(ABOUT THIS TASK) Pull each line with the string "Nuevo" from the entries.

(DATA UNDER STUDY)

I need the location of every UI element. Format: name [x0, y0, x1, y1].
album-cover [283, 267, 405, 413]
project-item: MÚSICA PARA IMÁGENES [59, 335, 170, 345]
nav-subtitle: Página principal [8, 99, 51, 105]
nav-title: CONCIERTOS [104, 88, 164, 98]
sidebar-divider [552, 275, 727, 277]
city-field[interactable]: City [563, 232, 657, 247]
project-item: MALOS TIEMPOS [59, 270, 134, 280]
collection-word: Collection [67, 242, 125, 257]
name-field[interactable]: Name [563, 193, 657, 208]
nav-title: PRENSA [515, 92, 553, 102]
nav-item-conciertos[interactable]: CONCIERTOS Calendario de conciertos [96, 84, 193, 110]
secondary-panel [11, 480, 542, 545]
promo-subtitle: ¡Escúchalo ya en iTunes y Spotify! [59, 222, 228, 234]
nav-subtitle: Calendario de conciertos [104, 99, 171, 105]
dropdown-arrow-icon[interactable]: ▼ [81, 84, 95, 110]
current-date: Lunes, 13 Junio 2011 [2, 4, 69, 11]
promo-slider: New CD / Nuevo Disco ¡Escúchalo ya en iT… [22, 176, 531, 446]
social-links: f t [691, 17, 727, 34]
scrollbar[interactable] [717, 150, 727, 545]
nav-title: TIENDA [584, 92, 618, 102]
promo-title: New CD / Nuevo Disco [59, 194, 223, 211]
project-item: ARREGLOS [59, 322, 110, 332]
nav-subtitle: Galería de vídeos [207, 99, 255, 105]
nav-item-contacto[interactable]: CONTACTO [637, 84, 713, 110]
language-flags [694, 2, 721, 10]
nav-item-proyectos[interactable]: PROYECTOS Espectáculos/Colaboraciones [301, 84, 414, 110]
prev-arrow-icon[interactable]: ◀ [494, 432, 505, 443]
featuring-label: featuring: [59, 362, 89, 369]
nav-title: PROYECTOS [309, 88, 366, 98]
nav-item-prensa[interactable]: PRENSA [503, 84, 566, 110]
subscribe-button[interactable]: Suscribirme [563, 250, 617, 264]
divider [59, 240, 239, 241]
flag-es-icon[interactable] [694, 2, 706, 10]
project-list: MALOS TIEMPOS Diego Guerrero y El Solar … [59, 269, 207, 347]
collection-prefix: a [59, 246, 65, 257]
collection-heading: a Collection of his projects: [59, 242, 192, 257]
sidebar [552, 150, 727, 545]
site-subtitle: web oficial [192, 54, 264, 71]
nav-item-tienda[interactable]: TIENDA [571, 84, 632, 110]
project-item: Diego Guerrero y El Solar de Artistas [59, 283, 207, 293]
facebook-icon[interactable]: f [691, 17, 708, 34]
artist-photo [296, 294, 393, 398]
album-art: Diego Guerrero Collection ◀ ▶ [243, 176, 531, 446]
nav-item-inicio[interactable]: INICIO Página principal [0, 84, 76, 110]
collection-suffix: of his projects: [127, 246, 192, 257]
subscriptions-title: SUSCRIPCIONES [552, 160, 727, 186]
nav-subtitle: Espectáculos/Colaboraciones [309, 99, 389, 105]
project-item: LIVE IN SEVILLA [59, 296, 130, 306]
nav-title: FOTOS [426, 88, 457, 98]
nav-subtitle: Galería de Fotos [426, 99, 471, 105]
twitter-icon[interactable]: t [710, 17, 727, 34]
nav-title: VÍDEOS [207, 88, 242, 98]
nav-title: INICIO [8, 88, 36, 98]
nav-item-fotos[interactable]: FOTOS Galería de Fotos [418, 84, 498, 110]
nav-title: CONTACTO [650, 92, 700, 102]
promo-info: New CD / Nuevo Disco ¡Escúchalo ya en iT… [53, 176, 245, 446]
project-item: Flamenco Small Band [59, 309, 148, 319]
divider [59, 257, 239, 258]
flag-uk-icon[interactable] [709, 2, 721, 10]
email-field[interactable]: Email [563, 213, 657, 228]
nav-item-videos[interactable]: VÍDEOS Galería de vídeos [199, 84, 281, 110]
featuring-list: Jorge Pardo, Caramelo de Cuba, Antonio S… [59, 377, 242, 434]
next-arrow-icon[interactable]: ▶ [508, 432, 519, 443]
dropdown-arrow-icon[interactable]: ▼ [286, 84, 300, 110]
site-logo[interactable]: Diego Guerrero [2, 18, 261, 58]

(RESULT OF THIS TASK)
promo-slider: New CD / Nuevo Disco ¡Escúchalo ya en iT… [22, 176, 531, 446]
promo-title: New CD / Nuevo Disco [59, 194, 223, 211]
promo-info: New CD / Nuevo Disco ¡Escúchalo ya en iT… [53, 176, 245, 446]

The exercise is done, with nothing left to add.